(Extracted records)
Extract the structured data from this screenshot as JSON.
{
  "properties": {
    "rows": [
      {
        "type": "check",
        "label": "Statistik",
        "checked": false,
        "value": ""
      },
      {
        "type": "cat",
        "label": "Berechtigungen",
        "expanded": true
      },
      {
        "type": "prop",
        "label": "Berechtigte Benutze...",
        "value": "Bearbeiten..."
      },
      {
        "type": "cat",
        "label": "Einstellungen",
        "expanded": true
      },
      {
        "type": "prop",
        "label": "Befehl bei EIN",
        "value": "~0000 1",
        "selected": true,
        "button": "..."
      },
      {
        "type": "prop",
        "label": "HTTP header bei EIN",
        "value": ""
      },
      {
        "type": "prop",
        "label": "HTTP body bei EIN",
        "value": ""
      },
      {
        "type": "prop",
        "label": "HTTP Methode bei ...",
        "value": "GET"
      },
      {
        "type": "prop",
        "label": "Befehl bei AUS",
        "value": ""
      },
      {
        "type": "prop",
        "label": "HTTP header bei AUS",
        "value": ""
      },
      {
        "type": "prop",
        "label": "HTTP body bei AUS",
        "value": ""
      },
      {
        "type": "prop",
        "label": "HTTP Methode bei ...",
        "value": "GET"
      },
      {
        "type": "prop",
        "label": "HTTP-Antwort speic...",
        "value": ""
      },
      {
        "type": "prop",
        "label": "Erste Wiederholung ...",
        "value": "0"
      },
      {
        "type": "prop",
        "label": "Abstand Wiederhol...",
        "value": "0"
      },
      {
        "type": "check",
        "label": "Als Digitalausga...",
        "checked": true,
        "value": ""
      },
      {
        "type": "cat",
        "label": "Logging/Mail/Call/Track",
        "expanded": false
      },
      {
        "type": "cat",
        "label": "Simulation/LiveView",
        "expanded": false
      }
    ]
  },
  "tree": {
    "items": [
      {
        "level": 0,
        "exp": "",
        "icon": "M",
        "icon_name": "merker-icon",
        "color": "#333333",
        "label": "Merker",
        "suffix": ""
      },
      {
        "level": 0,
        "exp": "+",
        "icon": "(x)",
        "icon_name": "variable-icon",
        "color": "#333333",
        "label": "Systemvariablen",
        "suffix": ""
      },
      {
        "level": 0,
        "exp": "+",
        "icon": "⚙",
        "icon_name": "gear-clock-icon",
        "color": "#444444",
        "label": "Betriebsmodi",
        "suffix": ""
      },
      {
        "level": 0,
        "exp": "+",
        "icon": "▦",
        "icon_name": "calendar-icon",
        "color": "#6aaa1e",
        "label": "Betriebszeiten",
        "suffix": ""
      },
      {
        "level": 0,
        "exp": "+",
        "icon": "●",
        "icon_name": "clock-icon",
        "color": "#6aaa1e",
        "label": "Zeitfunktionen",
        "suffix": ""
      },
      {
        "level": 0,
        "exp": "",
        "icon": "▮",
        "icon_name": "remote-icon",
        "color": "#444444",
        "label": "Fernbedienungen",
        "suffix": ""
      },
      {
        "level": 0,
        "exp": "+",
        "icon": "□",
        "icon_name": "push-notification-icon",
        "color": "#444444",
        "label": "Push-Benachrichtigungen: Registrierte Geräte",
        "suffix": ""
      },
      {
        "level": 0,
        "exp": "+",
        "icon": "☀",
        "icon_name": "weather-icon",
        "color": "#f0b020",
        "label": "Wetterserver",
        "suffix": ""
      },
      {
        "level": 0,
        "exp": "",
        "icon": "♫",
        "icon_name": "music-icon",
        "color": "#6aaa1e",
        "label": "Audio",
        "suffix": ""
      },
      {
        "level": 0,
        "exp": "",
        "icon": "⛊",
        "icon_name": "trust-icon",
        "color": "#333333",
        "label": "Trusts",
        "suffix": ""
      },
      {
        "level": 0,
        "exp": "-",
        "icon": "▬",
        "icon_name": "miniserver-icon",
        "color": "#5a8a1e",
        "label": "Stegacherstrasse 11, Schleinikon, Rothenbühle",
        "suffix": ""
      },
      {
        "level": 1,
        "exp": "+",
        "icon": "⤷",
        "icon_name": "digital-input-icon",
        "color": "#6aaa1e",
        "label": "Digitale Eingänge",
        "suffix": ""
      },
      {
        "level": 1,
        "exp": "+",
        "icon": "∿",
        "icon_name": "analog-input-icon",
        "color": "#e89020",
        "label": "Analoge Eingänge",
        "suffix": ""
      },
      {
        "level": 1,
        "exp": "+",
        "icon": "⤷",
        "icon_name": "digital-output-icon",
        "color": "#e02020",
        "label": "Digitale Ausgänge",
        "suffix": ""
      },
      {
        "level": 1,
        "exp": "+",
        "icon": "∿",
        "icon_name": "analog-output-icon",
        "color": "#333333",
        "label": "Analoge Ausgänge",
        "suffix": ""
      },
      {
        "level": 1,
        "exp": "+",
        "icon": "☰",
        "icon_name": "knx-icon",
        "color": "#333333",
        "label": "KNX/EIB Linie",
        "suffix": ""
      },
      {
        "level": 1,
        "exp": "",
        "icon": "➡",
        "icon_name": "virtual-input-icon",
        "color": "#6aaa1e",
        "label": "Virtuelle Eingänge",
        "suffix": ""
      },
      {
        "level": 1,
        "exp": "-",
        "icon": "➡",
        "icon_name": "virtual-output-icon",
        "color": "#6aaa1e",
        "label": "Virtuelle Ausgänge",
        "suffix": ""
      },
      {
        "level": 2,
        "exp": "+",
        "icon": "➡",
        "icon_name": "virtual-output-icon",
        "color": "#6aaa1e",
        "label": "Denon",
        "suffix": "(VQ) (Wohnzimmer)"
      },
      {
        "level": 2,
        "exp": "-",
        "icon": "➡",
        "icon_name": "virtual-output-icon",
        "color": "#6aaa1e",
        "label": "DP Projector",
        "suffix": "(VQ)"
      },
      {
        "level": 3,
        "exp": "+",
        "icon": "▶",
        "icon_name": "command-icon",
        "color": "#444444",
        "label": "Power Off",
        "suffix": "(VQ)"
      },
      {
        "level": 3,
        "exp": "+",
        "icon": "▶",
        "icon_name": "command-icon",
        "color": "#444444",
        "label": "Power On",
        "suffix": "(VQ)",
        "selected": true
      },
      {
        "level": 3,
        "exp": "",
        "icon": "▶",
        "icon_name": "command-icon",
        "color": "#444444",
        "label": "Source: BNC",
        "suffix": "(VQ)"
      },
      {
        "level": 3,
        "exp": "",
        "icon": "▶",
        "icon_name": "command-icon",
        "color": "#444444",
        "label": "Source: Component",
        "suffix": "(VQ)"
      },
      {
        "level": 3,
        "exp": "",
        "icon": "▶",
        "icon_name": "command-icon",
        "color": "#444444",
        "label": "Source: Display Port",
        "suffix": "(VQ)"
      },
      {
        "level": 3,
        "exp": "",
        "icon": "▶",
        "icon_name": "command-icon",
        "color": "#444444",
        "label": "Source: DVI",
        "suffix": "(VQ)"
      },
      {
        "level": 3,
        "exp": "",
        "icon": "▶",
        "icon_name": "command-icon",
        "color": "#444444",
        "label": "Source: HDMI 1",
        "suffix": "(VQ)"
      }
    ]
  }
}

▶ **Aim of the task**: Copy all the entries verbatim.

▶ **Solution to this problem**:
Extract the structured data from this screenshot as JSON.
{
  "properties": {
    "rows": [
      {
        "type": "check",
        "label": "Statistik",
        "checked": false,
        "value": ""
      },
      {
        "type": "cat",
        "label": "Berechtigungen",
        "expanded": true
      },
      {
        "type": "prop",
        "label": "Berechtigte Benutze...",
        "value": "Bearbeiten..."
      },
      {
        "type": "cat",
        "label": "Einstellungen",
        "expanded": true
      },
      {
        "type": "prop",
        "label": "Befehl bei EIN",
        "value": "~0000 1",
        "selected": true,
        "button": "..."
      },
      {
        "type": "prop",
        "label": "HTTP header bei EIN",
        "value": ""
      },
      {
        "type": "prop",
        "label": "HTTP body bei EIN",
        "value": ""
      },
      {
        "type": "prop",
        "label": "HTTP Methode bei ...",
        "value": "GET"
      },
      {
        "type": "prop",
        "label": "Befehl bei AUS",
        "value": ""
      },
      {
        "type": "prop",
        "label": "HTTP header bei AUS",
        "value": ""
      },
      {
        "type": "prop",
        "label": "HTTP body bei AUS",
        "value": ""
      },
      {
        "type": "prop",
        "label": "HTTP Methode bei ...",
        "value": "GET"
      },
      {
        "type": "prop",
        "label": "HTTP-Antwort speic...",
        "value": ""
      },
      {
        "type": "prop",
        "label": "Erste Wiederholung ...",
        "value": "0"
      },
      {
        "type": "prop",
        "label": "Abstand Wiederhol...",
        "value": "0"
      },
      {
        "type": "check",
        "label": "Als Digitalausga...",
        "checked": true,
        "value": ""
      },
      {
        "type": "cat",
        "label": "Logging/Mail/Call/Track",
        "expanded": false
      },
      {
        "type": "cat",
        "label": "Simulation/LiveView",
        "expanded": false
      }
    ]
  },
  "tree": {
    "items": [
      {
        "level": 0,
        "exp": "",
        "icon": "M",
        "icon_name": "merker-icon",
        "color": "#333333",
        "label": "Merker",
        "suffix": ""
      },
      {
        "level": 0,
        "exp": "+",
        "icon": "(x)",
        "icon_name": "variable-icon",
        "color": "#333333",
        "label": "Systemvariablen",
        "suffix": ""
      },
      {
        "level": 0,
        "exp": "+",
        "icon": "⚙",
        "icon_name": "gear-clock-icon",
        "color": "#444444",
        "label": "Betriebsmodi",
        "suffix": ""
      },
      {
        "level": 0,
        "exp": "+",
        "icon": "▦",
        "icon_name": "calendar-icon",
        "color": "#6aaa1e",
        "label": "Betriebszeiten",
        "suffix": ""
      },
      {
        "level": 0,
        "exp": "+",
        "icon": "●",
        "icon_name": "clock-icon",
        "color": "#6aaa1e",
        "label": "Zeitfunktionen",
        "suffix": ""
      },
      {
        "level": 0,
        "exp": "",
        "icon": "▮",
        "icon_name": "remote-icon",
        "color": "#444444",
        "label": "Fernbedienungen",
        "suffix": ""
      },
      {
        "level": 0,
        "exp": "+",
        "icon": "□",
        "icon_name": "push-notification-icon",
        "color": "#444444",
        "label": "Push-Benachrichtigungen: Registrierte Geräte",
        "suffix": ""
      },
      {
        "level": 0,
        "exp": "+",
        "icon": "☀",
        "icon_name": "weather-icon",
        "color": "#f0b020",
        "label": "Wetterserver",
        "suffix": ""
      },
      {
        "level": 0,
        "exp": "",
        "icon": "♫",
        "icon_name": "music-icon",
        "color": "#6aaa1e",
        "label": "Audio",
        "suffix": ""
      },
      {
        "level": 0,
        "exp": "",
        "icon": "⛊",
        "icon_name": "trust-icon",
        "color": "#333333",
        "label": "Trusts",
        "suffix": ""
      },
      {
        "level": 0,
        "exp": "-",
        "icon": "▬",
        "icon_name": "miniserver-icon",
        "color": "#5a8a1e",
        "label": "Stegacherstrasse 11, Schleinikon, Rothenbühle",
        "suffix": ""
      },
      {
        "level": 1,
        "exp": "+",
        "icon": "⤷",
        "icon_name": "digital-input-icon",
        "color": "#6aaa1e",
        "label": "Digitale Eingänge",
        "suffix": ""
      },
      {
        "level": 1,
        "exp": "+",
        "icon": "∿",
        "icon_name": "analog-input-icon",
        "color": "#e89020",
        "label": "Analoge Eingänge",
        "suffix": ""
      },
      {
        "level": 1,
        "exp": "+",
        "icon": "⤷",
        "icon_name": "digital-output-icon",
        "color": "#e02020",
        "label": "Digitale Ausgänge",
        "suffix": ""
      },
      {
        "level": 1,
        "exp": "+",
        "icon": "∿",
        "icon_name": "analog-output-icon",
        "color": "#333333",
        "label": "Analoge Ausgänge",
        "suffix": ""
      },
      {
        "level": 1,
        "exp": "+",
        "icon": "☰",
        "icon_name": "knx-icon",
        "color": "#333333",
        "label": "KNX/EIB Linie",
        "suffix": ""
      },
      {
        "level": 1,
        "exp": "",
        "icon": "➡",
        "icon_name": "virtual-input-icon",
        "color": "#6aaa1e",
        "label": "Virtuelle Eingänge",
        "suffix": ""
      },
      {
        "level": 1,
        "exp": "-",
        "icon": "➡",
        "icon_name": "virtual-output-icon",
        "color": "#6aaa1e",
        "label": "Virtuelle Ausgänge",
        "suffix": ""
      },
      {
        "level": 2,
        "exp": "+",
        "icon": "➡",
        "icon_name": "virtual-output-icon",
        "color": "#6aaa1e",
        "label": "Denon",
        "suffix": "(VQ) (Wohnzimmer)"
      },
      {
        "level": 2,
        "exp": "-",
        "icon": "➡",
        "icon_name": "virtual-output-icon",
        "color": "#6aaa1e",
        "label": "DP Projector",
        "suffix": "(VQ)"
      },
      {
        "level": 3,
        "exp": "+",
        "icon": "▶",
        "icon_name": "command-icon",
        "color": "#444444",
        "label": "Power Off",
        "suffix": "(VQ)"
      },
      {
        "level": 3,
        "exp": "+",
        "icon": "▶",
        "icon_name": "command-icon",
        "color": "#444444",
        "label": "Power On",
        "suffix": "(VQ)",
        "selected": true
      },
      {
        "level": 3,
        "exp": "",
        "icon": "▶",
        "icon_name": "command-icon",
        "color": "#444444",
        "label": "Source: BNC",
        "suffix": "(VQ)"
      },
      {
        "level": 3,
        "exp": "",
        "icon": "▶",
        "icon_name": "command-icon",
        "color": "#444444",
        "label": "Source: Component",
        "suffix": "(VQ)"
      },
      {
        "level": 3,
        "exp": "",
        "icon": "▶",
        "icon_name": "command-icon",
        "color": "#444444",
        "label": "Source: Display Port",
        "suffix": "(VQ)"
      },
      {
        "level": 3,
        "exp": "",
        "icon": "▶",
        "icon_name": "command-icon",
        "color": "#444444",
        "label": "Source: DVI",
        "suffix": "(VQ)"
      },
      {
        "level": 3,
        "exp": "",
        "icon": "▶",
        "icon_name": "command-icon",
        "color": "#444444",
        "label": "Source: HDMI 1",
        "suffix": "(VQ)"
      }
    ]
  }
}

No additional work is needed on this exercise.